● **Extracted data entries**
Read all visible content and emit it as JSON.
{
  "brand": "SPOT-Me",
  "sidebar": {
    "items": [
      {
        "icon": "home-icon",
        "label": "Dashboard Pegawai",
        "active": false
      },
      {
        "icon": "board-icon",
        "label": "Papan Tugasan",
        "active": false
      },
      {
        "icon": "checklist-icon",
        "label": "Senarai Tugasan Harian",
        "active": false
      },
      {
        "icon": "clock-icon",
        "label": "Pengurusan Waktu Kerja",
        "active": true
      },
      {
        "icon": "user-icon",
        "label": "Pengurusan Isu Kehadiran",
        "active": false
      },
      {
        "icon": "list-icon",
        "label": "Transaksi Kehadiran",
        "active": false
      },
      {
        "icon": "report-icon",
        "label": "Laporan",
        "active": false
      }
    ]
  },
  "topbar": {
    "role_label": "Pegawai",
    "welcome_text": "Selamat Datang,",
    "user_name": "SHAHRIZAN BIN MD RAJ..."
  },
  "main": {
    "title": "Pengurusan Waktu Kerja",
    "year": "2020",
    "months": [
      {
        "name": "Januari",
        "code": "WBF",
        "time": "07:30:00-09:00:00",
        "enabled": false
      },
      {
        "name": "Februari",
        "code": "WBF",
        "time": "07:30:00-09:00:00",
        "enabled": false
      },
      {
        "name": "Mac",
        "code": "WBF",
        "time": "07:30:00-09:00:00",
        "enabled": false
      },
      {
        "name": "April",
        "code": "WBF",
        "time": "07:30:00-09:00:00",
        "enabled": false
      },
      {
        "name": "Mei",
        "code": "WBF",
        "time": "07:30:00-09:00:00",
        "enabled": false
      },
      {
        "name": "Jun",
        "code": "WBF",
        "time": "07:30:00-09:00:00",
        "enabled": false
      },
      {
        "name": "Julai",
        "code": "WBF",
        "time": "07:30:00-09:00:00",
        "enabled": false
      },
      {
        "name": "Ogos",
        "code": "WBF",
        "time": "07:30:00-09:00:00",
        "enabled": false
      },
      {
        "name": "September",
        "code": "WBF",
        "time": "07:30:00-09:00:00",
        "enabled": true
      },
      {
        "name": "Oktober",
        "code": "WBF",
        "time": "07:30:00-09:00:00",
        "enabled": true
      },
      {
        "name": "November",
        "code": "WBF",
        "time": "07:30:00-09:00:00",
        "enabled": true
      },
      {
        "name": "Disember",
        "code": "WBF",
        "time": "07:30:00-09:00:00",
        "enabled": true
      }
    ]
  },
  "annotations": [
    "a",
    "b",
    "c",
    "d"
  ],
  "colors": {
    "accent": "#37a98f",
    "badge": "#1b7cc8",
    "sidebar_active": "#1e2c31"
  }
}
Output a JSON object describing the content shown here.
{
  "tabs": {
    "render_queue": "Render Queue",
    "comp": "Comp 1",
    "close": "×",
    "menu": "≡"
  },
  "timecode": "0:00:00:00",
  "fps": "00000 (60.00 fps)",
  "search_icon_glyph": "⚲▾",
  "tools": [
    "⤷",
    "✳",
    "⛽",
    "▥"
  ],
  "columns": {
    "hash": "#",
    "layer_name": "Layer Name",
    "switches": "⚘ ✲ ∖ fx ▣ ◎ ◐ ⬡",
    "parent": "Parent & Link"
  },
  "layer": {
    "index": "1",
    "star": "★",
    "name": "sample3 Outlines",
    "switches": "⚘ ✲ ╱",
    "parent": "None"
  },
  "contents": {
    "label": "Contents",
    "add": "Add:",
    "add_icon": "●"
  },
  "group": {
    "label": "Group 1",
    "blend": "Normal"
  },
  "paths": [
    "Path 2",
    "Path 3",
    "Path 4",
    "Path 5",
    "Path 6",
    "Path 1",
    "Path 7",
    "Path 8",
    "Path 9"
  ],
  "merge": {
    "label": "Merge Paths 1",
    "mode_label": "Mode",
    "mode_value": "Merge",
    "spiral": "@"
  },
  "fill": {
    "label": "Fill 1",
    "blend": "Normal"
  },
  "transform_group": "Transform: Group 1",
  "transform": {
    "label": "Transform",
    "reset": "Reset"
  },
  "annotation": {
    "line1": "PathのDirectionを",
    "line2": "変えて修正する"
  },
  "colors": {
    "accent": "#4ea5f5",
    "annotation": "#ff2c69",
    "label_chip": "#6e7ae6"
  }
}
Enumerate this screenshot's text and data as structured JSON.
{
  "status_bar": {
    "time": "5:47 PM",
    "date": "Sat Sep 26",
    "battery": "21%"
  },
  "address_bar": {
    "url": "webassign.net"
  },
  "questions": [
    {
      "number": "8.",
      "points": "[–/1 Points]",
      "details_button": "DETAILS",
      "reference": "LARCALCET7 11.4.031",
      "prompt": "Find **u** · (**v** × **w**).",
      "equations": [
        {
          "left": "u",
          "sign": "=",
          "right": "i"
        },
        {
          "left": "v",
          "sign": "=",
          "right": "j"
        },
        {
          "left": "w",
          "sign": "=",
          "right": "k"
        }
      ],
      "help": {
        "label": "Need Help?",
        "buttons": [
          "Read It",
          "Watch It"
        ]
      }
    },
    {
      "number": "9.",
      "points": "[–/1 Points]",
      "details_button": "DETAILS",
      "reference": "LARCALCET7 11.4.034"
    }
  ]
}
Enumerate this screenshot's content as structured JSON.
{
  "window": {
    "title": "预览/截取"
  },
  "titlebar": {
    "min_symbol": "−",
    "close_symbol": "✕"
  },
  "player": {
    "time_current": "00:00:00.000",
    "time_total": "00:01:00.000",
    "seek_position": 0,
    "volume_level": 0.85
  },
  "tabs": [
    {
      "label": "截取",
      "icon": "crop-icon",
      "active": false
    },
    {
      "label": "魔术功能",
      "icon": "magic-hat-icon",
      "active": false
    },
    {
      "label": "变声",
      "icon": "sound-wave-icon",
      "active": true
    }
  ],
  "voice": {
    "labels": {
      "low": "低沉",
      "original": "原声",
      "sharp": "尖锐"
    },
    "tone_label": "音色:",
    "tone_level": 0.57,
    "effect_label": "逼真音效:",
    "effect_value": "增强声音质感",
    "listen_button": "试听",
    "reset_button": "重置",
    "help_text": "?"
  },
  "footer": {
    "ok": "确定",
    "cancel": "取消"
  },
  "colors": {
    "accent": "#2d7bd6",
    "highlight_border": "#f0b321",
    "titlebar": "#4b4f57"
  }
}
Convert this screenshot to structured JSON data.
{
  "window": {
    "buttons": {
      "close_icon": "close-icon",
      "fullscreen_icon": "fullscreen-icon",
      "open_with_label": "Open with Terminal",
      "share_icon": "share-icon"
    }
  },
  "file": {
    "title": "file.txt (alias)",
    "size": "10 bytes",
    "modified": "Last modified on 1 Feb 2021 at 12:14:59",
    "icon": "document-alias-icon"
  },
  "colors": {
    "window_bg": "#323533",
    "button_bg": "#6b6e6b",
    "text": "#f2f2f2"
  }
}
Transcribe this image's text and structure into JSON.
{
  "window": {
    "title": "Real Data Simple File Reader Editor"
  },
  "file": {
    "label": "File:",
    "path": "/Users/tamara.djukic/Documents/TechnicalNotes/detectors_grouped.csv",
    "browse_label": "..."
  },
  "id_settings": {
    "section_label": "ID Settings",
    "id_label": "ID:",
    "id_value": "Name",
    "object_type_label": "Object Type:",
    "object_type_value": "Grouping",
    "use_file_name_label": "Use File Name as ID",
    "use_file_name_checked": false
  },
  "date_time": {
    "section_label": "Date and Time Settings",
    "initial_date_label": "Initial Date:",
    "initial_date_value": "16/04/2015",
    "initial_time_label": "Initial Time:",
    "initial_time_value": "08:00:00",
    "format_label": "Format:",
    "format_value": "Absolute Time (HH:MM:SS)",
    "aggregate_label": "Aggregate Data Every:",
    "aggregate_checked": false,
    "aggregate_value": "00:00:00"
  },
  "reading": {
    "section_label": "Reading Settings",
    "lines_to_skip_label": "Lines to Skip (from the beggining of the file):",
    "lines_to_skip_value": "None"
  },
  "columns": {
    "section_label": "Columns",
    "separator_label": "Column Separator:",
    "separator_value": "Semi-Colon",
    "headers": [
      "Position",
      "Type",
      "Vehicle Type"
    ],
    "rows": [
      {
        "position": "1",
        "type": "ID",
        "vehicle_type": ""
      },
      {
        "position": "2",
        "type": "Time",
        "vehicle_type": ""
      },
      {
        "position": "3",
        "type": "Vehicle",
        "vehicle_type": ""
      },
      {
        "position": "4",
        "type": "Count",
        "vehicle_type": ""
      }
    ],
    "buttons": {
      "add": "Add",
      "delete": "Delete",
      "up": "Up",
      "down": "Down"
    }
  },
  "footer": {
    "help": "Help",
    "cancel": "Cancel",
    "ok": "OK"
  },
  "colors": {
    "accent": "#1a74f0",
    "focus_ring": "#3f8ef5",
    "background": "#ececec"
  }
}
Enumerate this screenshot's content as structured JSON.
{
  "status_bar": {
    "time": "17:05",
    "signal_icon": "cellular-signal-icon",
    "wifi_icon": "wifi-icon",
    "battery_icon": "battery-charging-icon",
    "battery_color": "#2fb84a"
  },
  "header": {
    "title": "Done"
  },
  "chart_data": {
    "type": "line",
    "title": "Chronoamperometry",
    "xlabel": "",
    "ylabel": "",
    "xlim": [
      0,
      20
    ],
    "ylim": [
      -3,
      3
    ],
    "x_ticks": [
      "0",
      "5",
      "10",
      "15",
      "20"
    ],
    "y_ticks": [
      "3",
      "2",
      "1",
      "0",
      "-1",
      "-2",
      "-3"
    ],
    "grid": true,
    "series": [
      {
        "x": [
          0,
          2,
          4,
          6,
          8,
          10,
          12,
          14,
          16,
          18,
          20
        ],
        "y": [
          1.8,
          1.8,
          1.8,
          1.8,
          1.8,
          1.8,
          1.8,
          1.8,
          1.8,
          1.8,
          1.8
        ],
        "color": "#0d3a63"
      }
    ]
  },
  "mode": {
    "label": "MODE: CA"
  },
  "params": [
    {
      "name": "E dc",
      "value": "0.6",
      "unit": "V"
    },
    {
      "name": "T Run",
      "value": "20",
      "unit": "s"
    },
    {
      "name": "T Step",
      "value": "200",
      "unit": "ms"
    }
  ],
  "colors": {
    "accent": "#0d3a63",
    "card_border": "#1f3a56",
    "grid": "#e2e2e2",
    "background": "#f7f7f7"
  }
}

● **Exercise description**
Show the lines that mention the word "reference".

● **Full answer**
      "reference": "LARCALCET7 11.4.031",
      "reference": "LARCALCET7 11.4.034"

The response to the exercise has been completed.